Stored entries:

################

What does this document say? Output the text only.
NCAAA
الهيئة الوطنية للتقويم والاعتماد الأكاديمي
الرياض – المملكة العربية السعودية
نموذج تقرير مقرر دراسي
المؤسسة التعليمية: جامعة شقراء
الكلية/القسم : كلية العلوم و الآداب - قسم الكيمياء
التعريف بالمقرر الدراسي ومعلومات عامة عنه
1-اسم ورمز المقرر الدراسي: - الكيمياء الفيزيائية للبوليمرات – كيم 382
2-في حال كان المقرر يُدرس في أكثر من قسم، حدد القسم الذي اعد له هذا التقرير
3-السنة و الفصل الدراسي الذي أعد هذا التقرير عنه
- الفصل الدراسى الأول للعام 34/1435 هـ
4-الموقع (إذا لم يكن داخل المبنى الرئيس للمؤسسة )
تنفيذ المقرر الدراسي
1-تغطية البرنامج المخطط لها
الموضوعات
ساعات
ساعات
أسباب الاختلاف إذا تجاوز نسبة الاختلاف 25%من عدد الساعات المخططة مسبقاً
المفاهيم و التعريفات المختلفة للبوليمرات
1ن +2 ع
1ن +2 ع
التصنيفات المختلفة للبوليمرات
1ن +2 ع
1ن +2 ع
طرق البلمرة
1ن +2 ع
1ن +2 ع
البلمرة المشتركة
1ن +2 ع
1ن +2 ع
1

################

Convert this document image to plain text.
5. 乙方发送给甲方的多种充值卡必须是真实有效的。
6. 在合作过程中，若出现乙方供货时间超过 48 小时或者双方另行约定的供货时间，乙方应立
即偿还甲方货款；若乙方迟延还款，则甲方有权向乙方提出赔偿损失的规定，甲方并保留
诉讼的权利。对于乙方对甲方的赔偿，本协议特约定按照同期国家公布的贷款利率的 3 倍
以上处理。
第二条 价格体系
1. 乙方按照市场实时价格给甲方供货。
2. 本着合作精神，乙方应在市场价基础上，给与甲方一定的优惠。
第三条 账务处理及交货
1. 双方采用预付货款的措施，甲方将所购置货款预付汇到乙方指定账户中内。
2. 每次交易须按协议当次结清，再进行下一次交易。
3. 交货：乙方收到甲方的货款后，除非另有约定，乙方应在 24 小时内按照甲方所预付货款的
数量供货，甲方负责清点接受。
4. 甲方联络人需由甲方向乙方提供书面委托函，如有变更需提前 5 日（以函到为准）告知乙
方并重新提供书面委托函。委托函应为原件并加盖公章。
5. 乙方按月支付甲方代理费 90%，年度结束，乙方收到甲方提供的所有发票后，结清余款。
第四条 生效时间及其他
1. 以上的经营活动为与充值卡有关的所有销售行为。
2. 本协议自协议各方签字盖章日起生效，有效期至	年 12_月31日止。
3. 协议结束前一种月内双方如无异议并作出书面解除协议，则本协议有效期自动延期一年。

################

» **Short task**: Reproduce each line from the records that contains the word "الذي".

» **The output**:
2-في حال كان المقرر يُدرس في أكثر من قسم، حدد القسم الذي اعد له هذا التقرير
3-السنة و الفصل الدراسي الذي أعد هذا التقرير عنه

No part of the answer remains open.